WORK TO BE COMPLETED: Copy each line of the data below with the word "RAPID".

— begin RECORDS FOR PROCESSING —

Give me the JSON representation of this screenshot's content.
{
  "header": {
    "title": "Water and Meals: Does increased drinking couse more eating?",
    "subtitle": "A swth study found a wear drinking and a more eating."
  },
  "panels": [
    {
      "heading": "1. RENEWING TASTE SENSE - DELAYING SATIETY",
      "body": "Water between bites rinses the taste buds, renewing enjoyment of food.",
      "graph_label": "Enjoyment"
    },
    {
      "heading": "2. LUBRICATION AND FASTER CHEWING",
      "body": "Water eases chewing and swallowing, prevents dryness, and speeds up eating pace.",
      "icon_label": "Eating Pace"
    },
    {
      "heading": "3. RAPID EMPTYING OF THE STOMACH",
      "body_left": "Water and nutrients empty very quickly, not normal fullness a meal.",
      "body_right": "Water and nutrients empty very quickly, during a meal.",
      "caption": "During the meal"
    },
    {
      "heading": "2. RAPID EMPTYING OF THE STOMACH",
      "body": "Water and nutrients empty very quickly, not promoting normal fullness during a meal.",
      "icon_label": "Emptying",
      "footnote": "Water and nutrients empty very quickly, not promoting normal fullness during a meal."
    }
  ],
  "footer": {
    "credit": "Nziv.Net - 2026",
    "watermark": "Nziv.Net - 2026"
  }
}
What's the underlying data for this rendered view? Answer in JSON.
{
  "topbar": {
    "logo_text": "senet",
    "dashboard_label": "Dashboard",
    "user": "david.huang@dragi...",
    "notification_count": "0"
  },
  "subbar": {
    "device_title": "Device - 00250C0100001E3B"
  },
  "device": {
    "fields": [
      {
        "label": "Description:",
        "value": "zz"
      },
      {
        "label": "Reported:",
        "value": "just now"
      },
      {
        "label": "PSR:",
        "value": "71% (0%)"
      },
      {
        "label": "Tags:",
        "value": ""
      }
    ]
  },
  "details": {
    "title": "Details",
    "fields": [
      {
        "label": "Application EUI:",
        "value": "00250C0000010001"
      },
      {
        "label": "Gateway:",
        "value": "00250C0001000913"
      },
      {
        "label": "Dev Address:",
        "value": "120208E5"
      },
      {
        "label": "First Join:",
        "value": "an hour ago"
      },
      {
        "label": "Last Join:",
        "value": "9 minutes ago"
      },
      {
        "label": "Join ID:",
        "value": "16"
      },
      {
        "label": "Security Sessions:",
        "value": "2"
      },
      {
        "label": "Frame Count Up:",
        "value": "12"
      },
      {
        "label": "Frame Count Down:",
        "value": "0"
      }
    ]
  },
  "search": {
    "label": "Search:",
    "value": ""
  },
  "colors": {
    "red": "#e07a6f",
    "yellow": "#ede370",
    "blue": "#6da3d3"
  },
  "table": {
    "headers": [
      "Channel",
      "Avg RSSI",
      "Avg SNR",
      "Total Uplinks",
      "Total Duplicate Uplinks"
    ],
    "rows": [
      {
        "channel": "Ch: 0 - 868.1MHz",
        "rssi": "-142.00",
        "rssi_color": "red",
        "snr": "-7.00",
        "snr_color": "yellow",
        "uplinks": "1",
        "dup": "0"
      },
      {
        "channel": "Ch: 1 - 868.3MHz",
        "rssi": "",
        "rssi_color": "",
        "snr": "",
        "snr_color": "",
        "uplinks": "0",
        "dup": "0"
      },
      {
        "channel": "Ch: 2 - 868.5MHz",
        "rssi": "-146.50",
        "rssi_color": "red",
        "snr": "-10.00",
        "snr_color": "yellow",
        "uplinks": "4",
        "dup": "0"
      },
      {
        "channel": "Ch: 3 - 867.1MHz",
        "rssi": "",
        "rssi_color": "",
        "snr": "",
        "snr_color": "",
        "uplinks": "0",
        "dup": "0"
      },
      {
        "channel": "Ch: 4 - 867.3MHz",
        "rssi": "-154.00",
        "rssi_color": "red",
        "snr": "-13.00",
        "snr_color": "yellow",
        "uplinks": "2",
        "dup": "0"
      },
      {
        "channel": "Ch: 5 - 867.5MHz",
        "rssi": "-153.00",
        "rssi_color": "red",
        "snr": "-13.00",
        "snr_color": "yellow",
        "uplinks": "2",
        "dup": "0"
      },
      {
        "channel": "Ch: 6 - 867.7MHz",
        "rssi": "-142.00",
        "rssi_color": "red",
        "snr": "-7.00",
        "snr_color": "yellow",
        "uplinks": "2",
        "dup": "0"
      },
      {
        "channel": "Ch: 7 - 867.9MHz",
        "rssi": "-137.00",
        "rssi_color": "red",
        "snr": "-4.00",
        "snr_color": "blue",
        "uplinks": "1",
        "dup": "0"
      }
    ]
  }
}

— end RECORDS FOR PROCESSING —

RESULT OF THE EXERCISE:
      "heading": "3. RAPID EMPTYING OF THE STOMACH",
      "heading": "2. RAPID EMPTYING OF THE STOMACH",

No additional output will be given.